:: Input records ::
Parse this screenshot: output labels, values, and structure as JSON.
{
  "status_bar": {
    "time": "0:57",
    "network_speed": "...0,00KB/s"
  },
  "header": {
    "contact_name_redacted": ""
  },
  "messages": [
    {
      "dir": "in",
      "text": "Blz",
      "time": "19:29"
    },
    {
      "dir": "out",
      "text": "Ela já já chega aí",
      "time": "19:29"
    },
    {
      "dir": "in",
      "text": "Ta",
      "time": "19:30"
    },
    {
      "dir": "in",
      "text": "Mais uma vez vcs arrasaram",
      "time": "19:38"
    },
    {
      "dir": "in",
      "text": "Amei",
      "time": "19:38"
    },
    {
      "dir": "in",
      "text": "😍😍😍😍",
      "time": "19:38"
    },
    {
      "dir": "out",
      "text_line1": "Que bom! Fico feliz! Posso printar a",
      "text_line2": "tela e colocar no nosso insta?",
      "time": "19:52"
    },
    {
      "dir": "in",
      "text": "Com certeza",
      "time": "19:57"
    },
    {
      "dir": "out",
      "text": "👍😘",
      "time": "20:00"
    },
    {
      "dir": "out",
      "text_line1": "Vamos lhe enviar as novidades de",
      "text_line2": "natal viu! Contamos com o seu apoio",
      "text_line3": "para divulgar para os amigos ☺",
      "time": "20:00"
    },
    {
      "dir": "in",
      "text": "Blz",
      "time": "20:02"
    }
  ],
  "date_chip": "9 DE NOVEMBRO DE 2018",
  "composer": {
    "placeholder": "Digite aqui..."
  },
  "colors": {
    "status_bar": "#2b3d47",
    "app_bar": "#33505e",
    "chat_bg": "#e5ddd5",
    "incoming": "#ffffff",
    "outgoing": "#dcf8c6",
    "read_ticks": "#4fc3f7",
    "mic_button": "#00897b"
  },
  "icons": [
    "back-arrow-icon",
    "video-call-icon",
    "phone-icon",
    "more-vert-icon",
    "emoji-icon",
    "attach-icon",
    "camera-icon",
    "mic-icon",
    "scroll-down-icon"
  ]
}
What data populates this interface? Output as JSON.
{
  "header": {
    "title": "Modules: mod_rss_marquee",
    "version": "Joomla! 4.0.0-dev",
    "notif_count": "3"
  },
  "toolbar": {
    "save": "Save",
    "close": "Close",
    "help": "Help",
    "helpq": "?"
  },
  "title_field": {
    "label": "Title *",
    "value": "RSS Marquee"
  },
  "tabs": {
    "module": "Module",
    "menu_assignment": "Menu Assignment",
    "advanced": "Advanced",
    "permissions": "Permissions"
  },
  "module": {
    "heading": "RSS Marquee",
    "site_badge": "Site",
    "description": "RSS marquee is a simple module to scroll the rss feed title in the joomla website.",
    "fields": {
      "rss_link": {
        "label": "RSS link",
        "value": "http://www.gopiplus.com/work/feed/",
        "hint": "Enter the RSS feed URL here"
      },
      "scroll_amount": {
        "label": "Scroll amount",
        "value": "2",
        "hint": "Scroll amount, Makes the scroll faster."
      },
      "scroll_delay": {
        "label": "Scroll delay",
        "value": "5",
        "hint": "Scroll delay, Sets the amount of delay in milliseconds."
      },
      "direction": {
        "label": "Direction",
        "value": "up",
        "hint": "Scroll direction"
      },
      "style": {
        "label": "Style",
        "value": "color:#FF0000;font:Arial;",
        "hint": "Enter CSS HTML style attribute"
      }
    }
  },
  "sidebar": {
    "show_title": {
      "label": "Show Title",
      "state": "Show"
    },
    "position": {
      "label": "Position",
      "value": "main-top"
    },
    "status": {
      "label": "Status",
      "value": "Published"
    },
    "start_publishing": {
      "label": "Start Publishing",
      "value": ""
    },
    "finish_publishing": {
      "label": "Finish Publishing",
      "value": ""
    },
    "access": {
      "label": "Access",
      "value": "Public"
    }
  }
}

:: Do this ::
Select and copy every line from the records that includes the word "feed".

:: Task solution ::
    "description": "RSS marquee is a simple module to scroll the rss feed title in the joomla website.",
        "value": "http://www.gopiplus.com/work/feed/",
        "hint": "Enter the RSS feed URL here"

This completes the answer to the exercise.